- SET EXERCISE
Skip the pictures. Transcribe the rest of the data below without changing a word.

- TASK INPUT
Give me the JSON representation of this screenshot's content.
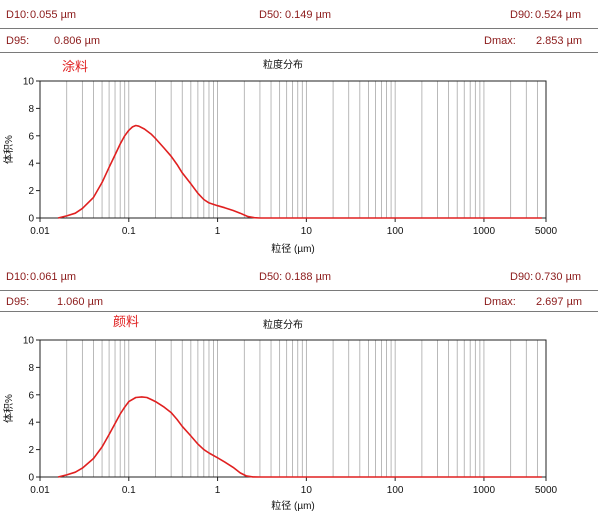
{
  "panels": [
    {
      "stats": {
        "d10_label": "D10:",
        "d10_value": "0.055  µm",
        "d50_label": "D50:",
        "d50_value": "0.149  µm",
        "d90_label": "D90:",
        "d90_value": "0.524  µm",
        "d95_label": "D95:",
        "d95_value": "0.806  µm",
        "dmax_label": "Dmax:",
        "dmax_value": "2.853  µm"
      },
      "sample_label": "涂料"
    },
    {
      "stats": {
        "d10_label": "D10:",
        "d10_value": "0.061  µm",
        "d50_label": "D50:",
        "d50_value": "0.188  µm",
        "d90_label": "D90:",
        "d90_value": "0.730  µm",
        "d95_label": "D95:",
        "d95_value": "1.060  µm",
        "dmax_label": "Dmax:",
        "dmax_value": "2.697  µm"
      },
      "sample_label": "颜料"
    }
  ],
  "colors": {
    "curve": "#e02020",
    "grid": "#a8a8a8",
    "stats_text": "#8b1a1a",
    "sample_label": "#e02020"
  },
  "chart_data": [
    {
      "type": "line",
      "title": "粒度分布",
      "xlabel": "粒径 (µm)",
      "ylabel": "体积%",
      "x_scale": "log",
      "xlim": [
        0.01,
        5000
      ],
      "ylim": [
        0,
        10
      ],
      "x_ticks": [
        0.01,
        0.1,
        1,
        10,
        100,
        1000,
        5000
      ],
      "x_tick_labels": [
        "0.01",
        "0.1",
        "1",
        "10",
        "100",
        "1000",
        "5000"
      ],
      "y_ticks": [
        0,
        2,
        4,
        6,
        8,
        10
      ],
      "y_tick_labels": [
        "0",
        "2",
        "4",
        "6",
        "8",
        "10"
      ],
      "grid": "vertical",
      "series": [
        {
          "x": [
            0.016,
            0.02,
            0.025,
            0.03,
            0.04,
            0.05,
            0.06,
            0.07,
            0.08,
            0.09,
            0.1,
            0.11,
            0.12,
            0.13,
            0.15,
            0.18,
            0.2,
            0.25,
            0.3,
            0.35,
            0.4,
            0.5,
            0.6,
            0.7,
            0.8,
            1.0,
            1.2,
            1.5,
            1.8,
            2.2,
            2.6,
            3.0,
            10,
            100,
            1000,
            4500
          ],
          "y": [
            0,
            0.15,
            0.35,
            0.7,
            1.5,
            2.6,
            3.7,
            4.6,
            5.4,
            6.0,
            6.4,
            6.65,
            6.75,
            6.7,
            6.5,
            6.1,
            5.8,
            5.1,
            4.5,
            3.9,
            3.3,
            2.5,
            1.8,
            1.35,
            1.1,
            0.9,
            0.75,
            0.55,
            0.35,
            0.1,
            0.02,
            0,
            0,
            0,
            0,
            0
          ]
        }
      ]
    },
    {
      "type": "line",
      "title": "粒度分布",
      "xlabel": "粒径 (µm)",
      "ylabel": "体积%",
      "x_scale": "log",
      "xlim": [
        0.01,
        5000
      ],
      "ylim": [
        0,
        10
      ],
      "x_ticks": [
        0.01,
        0.1,
        1,
        10,
        100,
        1000,
        5000
      ],
      "x_tick_labels": [
        "0.01",
        "0.1",
        "1",
        "10",
        "100",
        "1000",
        "5000"
      ],
      "y_ticks": [
        0,
        2,
        4,
        6,
        8,
        10
      ],
      "y_tick_labels": [
        "0",
        "2",
        "4",
        "6",
        "8",
        "10"
      ],
      "grid": "vertical",
      "series": [
        {
          "x": [
            0.016,
            0.02,
            0.025,
            0.03,
            0.04,
            0.05,
            0.06,
            0.07,
            0.08,
            0.09,
            0.1,
            0.12,
            0.14,
            0.16,
            0.18,
            0.2,
            0.25,
            0.3,
            0.35,
            0.4,
            0.5,
            0.6,
            0.7,
            0.8,
            1.0,
            1.2,
            1.5,
            1.8,
            2.1,
            2.5,
            3.0,
            10,
            100,
            1000,
            4500
          ],
          "y": [
            0,
            0.15,
            0.35,
            0.65,
            1.35,
            2.2,
            3.1,
            3.9,
            4.6,
            5.1,
            5.5,
            5.8,
            5.85,
            5.8,
            5.65,
            5.5,
            5.1,
            4.7,
            4.2,
            3.7,
            3.0,
            2.4,
            2.0,
            1.75,
            1.4,
            1.1,
            0.7,
            0.3,
            0.08,
            0.01,
            0,
            0,
            0,
            0,
            0
          ]
        }
      ]
    }
  ]
}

- SOLVED PROBLEM
Give me the JSON representation of this screenshot's content.
{
  "panels": [
    {
      "stats": {
        "d10_label": "D10:",
        "d10_value": "0.055  µm",
        "d50_label": "D50:",
        "d50_value": "0.149  µm",
        "d90_label": "D90:",
        "d90_value": "0.524  µm",
        "d95_label": "D95:",
        "d95_value": "0.806  µm",
        "dmax_label": "Dmax:",
        "dmax_value": "2.853  µm"
      },
      "sample_label": "涂料"
    },
    {
      "stats": {
        "d10_label": "D10:",
        "d10_value": "0.061  µm",
        "d50_label": "D50:",
        "d50_value": "0.188  µm",
        "d90_label": "D90:",
        "d90_value": "0.730  µm",
        "d95_label": "D95:",
        "d95_value": "1.060  µm",
        "dmax_label": "Dmax:",
        "dmax_value": "2.697  µm"
      },
      "sample_label": "颜料"
    }
  ],
  "colors": {
    "curve": "#e02020",
    "grid": "#a8a8a8",
    "stats_text": "#8b1a1a",
    "sample_label": "#e02020"
  },
  "chart_data": [
    {
      "type": "line",
      "title": "粒度分布",
      "xlabel": "粒径 (µm)",
      "ylabel": "体积%",
      "x_scale": "log",
      "xlim": [
        0.01,
        5000
      ],
      "ylim": [
        0,
        10
      ],
      "x_ticks": [
        0.01,
        0.1,
        1,
        10,
        100,
        1000,
        5000
      ],
      "x_tick_labels": [
        "0.01",
        "0.1",
        "1",
        "10",
        "100",
        "1000",
        "5000"
      ],
      "y_ticks": [
        0,
        2,
        4,
        6,
        8,
        10
      ],
      "y_tick_labels": [
        "0",
        "2",
        "4",
        "6",
        "8",
        "10"
      ],
      "grid": "vertical",
      "series": [
        {
          "x": [
            0.016,
            0.02,
            0.025,
            0.03,
            0.04,
            0.05,
            0.06,
            0.07,
            0.08,
            0.09,
            0.1,
            0.11,
            0.12,
            0.13,
            0.15,
            0.18,
            0.2,
            0.25,
            0.3,
            0.35,
            0.4,
            0.5,
            0.6,
            0.7,
            0.8,
            1.0,
            1.2,
            1.5,
            1.8,
            2.2,
            2.6,
            3.0,
            10,
            100,
            1000,
            4500
          ],
          "y": [
            0,
            0.15,
            0.35,
            0.7,
            1.5,
            2.6,
            3.7,
            4.6,
            5.4,
            6.0,
            6.4,
            6.65,
            6.75,
            6.7,
            6.5,
            6.1,
            5.8,
            5.1,
            4.5,
            3.9,
            3.3,
            2.5,
            1.8,
            1.35,
            1.1,
            0.9,
            0.75,
            0.55,
            0.35,
            0.1,
            0.02,
            0,
            0,
            0,
            0,
            0
          ]
        }
      ]
    },
    {
      "type": "line",
      "title": "粒度分布",
      "xlabel": "粒径 (µm)",
      "ylabel": "体积%",
      "x_scale": "log",
      "xlim": [
        0.01,
        5000
      ],
      "ylim": [
        0,
        10
      ],
      "x_ticks": [
        0.01,
        0.1,
        1,
        10,
        100,
        1000,
        5000
      ],
      "x_tick_labels": [
        "0.01",
        "0.1",
        "1",
        "10",
        "100",
        "1000",
        "5000"
      ],
      "y_ticks": [
        0,
        2,
        4,
        6,
        8,
        10
      ],
      "y_tick_labels": [
        "0",
        "2",
        "4",
        "6",
        "8",
        "10"
      ],
      "grid": "vertical",
      "series": [
        {
          "x": [
            0.016,
            0.02,
            0.025,
            0.03,
            0.04,
            0.05,
            0.06,
            0.07,
            0.08,
            0.09,
            0.1,
            0.12,
            0.14,
            0.16,
            0.18,
            0.2,
            0.25,
            0.3,
            0.35,
            0.4,
            0.5,
            0.6,
            0.7,
            0.8,
            1.0,
            1.2,
            1.5,
            1.8,
            2.1,
            2.5,
            3.0,
            10,
            100,
            1000,
            4500
          ],
          "y": [
            0,
            0.15,
            0.35,
            0.65,
            1.35,
            2.2,
            3.1,
            3.9,
            4.6,
            5.1,
            5.5,
            5.8,
            5.85,
            5.8,
            5.65,
            5.5,
            5.1,
            4.7,
            4.2,
            3.7,
            3.0,
            2.4,
            2.0,
            1.75,
            1.4,
            1.1,
            0.7,
            0.3,
            0.08,
            0.01,
            0,
            0,
            0,
            0,
            0
          ]
        }
      ]
    }
  ]
}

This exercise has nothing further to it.